Landlord and tenant – Renewal of lease – Telecommunications – Claimant holding lease of telecommunications mast site – Defendant landlord giving notice to terminate lease – Claimant making unopposed application for renewal of lease – Dispute arising over terms including rent payable – Terms determined accordingly

The claimant applied for the renewal under Part II of the Landlord and Tenant Act 1954 Act of a lease of a telecommunications mast site located at New Zealand Farm in the village of Aberford, near Leeds. The claimant was the tenant under the lease, originally granted in 1998 for a term of 20 years, which had been continued since its contractual expiry in December 1997 by the 1954 Act. The defendant was its landlord.

The mast site comprised a small, fenced compound located on the edge of a wooded area close to a major road. Most of the apparatus belonged to other operators, each of whom placed their own apparatus on the claimant’s infrastructure.
---*---
*PROBLEM SET*.
1. According to the lease renewal summary, where is the telecommunications mast site located?
2. Print the passage of the lease renewal summary starting at "The claimant applied" and ending at "the claimant’s infrastructure.".
The records that follow are standalone material, unrelated to the lease renewal summary.

Image-based layout entries:
---*---
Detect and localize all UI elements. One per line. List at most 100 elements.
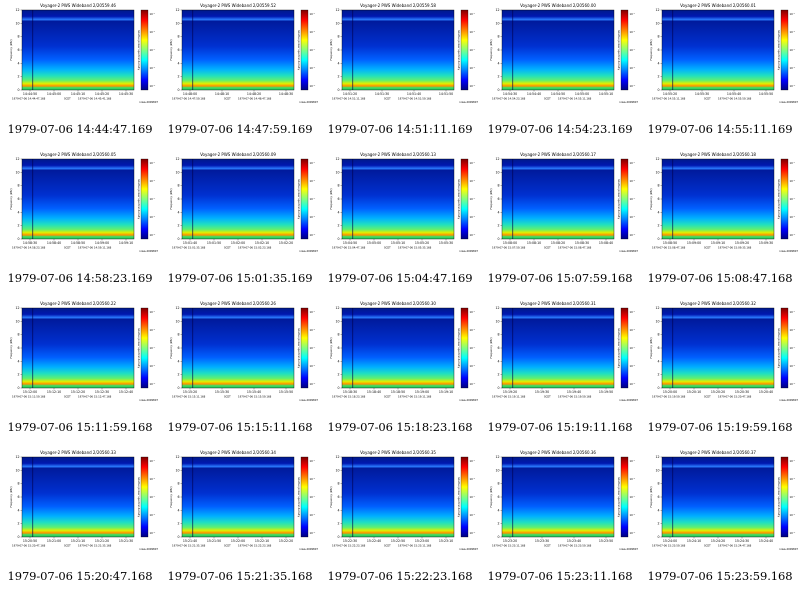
y-tick-label: 10 [15, 468, 19, 472]
footer-start-time: 1979-07-06 15:04:47.168 [332, 246, 366, 250]
colorbar [460, 158, 469, 240]
x-tick-label: 15:23:20 [503, 539, 517, 543]
spectrogram-chart: Voyager-2 PWS Wideband 2/20560.01 0 2 4 6 8 10… [649, 3, 798, 104]
y-axis-label: Frequency (kHz) [169, 486, 173, 507]
x-tick-label: 14:55:50 [759, 92, 773, 96]
x-tick-label: 15:05:20 [415, 241, 429, 245]
footer-end-time: 1979-07-06 14:55:11.168 [558, 97, 592, 101]
colorbar [780, 307, 789, 389]
footer-scet: SCET [544, 97, 551, 101]
spectrogram-tile: Voyager-2 PWS Wideband 2/20560.26 0 2 4 6 8 10… [160, 298, 320, 447]
x-tick-label: 15:15:30 [215, 390, 229, 394]
plot-title: Voyager-2 PWS Wideband 2/20560.26 [200, 301, 276, 306]
y-tick-label: 6 [17, 346, 19, 350]
y-tick-label: 6 [17, 197, 19, 201]
spectrogram-image [502, 10, 614, 90]
y-tick-label: 8 [497, 35, 499, 39]
colorbar-tick-label: 10⁻⁶ [310, 84, 316, 88]
y-axis-label: Frequency (kHz) [9, 337, 13, 358]
y-tick-label: 8 [17, 184, 19, 188]
y-tick-label: 6 [17, 495, 19, 499]
colorbar-tick-label: 10⁻⁵ [310, 66, 316, 70]
y-tick-label: 0 [17, 237, 19, 241]
y-tick-label: 8 [17, 482, 19, 486]
spectrogram-chart: Voyager-2 PWS Wideband 2/20560.33 0 2 4 6 8 10… [9, 450, 158, 551]
y-tick-label: 12 [335, 306, 339, 310]
spectrogram-chart: Voyager-2 PWS Wideband 2/20559.46 0 2 4 6 8 10… [9, 3, 158, 104]
colorbar-tick-label: 10⁻⁴ [470, 495, 476, 499]
colorbar-label: relative power spectral density [297, 179, 301, 220]
x-tick-label: 14:48:00 [183, 92, 197, 96]
x-tick-label: 14:48:30 [279, 92, 293, 96]
colorbar-tick-label: 10⁻⁴ [790, 197, 796, 201]
y-tick-label: 0 [17, 386, 19, 390]
x-tick-label: 15:02:00 [231, 241, 245, 245]
x-tick-label: 14:55:30 [695, 92, 709, 96]
colorbar-label: relative power spectral density [457, 477, 461, 518]
colorbar [300, 158, 309, 240]
spectrogram-chart: Voyager-2 PWS Wideband 2/20560.31 0 2 4 6 8 10… [489, 301, 638, 402]
x-tick-label: 14:44:50 [23, 92, 37, 96]
colorbar [140, 158, 149, 240]
x-tick-label: 15:01:40 [183, 241, 197, 245]
y-tick-label: 10 [495, 170, 499, 174]
footer-scet: SCET [704, 246, 711, 250]
y-axis-label: Frequency (kHz) [9, 39, 13, 60]
x-tick-label: 15:23:50 [599, 539, 613, 543]
footer-start-time: 1979-07-06 15:19:11.168 [492, 395, 526, 399]
footer-start-time: 1979-07-06 14:44:47.168 [12, 97, 46, 101]
y-tick-label: 0 [177, 535, 179, 539]
colorbar-tick-label: 10⁻⁶ [790, 531, 796, 535]
interference-streak [192, 10, 194, 90]
y-tick-label: 0 [337, 535, 339, 539]
footer-end-time: 1979-07-06 15:12:47.168 [78, 395, 112, 399]
colorbar-tick-label: 10⁻⁵ [150, 513, 156, 517]
y-tick-label: 6 [657, 346, 659, 350]
footer-start-time: 1979-07-06 14:54:23.168 [492, 97, 526, 101]
x-tick-label: 15:21:00 [47, 539, 61, 543]
footer-end-time: 1979-07-06 15:19:11.168 [398, 395, 432, 399]
x-tick-label: 15:21:30 [119, 539, 133, 543]
spectrogram-tile: Voyager-2 PWS Wideband 2/20560.30 0 2 4 6 8 10… [320, 298, 480, 447]
colorbar-label: relative power spectral density [457, 30, 461, 71]
spectrogram-image [502, 159, 614, 239]
y-tick-label: 10 [495, 319, 499, 323]
spectrogram-image [342, 308, 454, 388]
corner-label: iowa-2009807 [139, 547, 158, 551]
y-tick-label: 6 [657, 495, 659, 499]
colorbar-tick-label: 10⁻⁶ [630, 531, 636, 535]
x-tick-label: 15:19:50 [599, 390, 613, 394]
y-tick-label: 12 [655, 157, 659, 161]
footer-end-time: 1979-07-06 15:21:35.168 [78, 544, 112, 548]
y-tick-label: 10 [175, 170, 179, 174]
y-tick-label: 6 [497, 197, 499, 201]
y-tick-label: 0 [497, 237, 499, 241]
y-tick-label: 2 [17, 522, 19, 526]
x-tick-label: 14:58:30 [23, 241, 37, 245]
corner-label: iowa-2009807 [139, 398, 158, 402]
spectrogram-chart: Voyager-2 PWS Wideband 2/20560.35 0 2 4 6 8 10… [329, 450, 478, 551]
x-tick-label: 15:22:30 [343, 539, 357, 543]
colorbar-tick-label: 10⁻⁶ [150, 84, 156, 88]
spectrogram-chart: Voyager-2 PWS Wideband 2/20560.22 0 2 4 6 8 10… [9, 301, 158, 402]
y-tick-label: 10 [655, 21, 659, 25]
x-tick-label: 14:59:00 [95, 241, 109, 245]
colorbar-tick-label: 10⁻² [150, 12, 156, 16]
colorbar-tick-label: 10⁻² [790, 459, 796, 463]
x-tick-label: 15:24:30 [735, 539, 749, 543]
y-tick-label: 10 [495, 468, 499, 472]
y-tick-label: 4 [657, 508, 659, 512]
x-tick-label: 14:45:30 [119, 92, 133, 96]
y-tick-label: 10 [335, 319, 339, 323]
interference-streak [672, 159, 674, 239]
plot-title: Voyager-2 PWS Wideband 2/20559.52 [200, 3, 276, 8]
x-tick-label: 15:05:10 [391, 241, 405, 245]
y-tick-label: 4 [17, 359, 19, 363]
spectrogram-tile: Voyager-2 PWS Wideband 2/20560.00 0 2 4 6 8 10… [480, 0, 640, 149]
interference-streak [672, 10, 674, 90]
footer-start-time: 1979-07-06 15:21:35.168 [172, 544, 206, 548]
colorbar-tick-label: 10⁻³ [150, 179, 156, 183]
y-tick-label: 6 [177, 495, 179, 499]
y-tick-label: 4 [657, 61, 659, 65]
spectrogram-chart: Voyager-2 PWS Wideband 2/20560.34 0 2 4 6 8 10… [169, 450, 318, 551]
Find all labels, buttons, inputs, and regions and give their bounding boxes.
---*---
*ANSWERS BELOW*.
1. At New Zealand Farm in the village of Aberford, near Leeds.

2.
The claimant applied for the renewal under Part II of the Landlord and Tenant Act 1954 Act of a lease of a telecommunications mast site located at New Zealand Farm in the village of Aberford, near Leeds. The claimant was the tenant under the lease, originally granted in 1998 for a term of 20 years, which had been continued since its contractual expiry in December 1997 by the 1954 Act. The defendant was its landlord.

The mast site comprised a small, fenced compound located on the edge of a wooded area close to a major road. Most of the apparatus belonged to other operators, each of whom placed their own apparatus on the claimant’s infrastructure.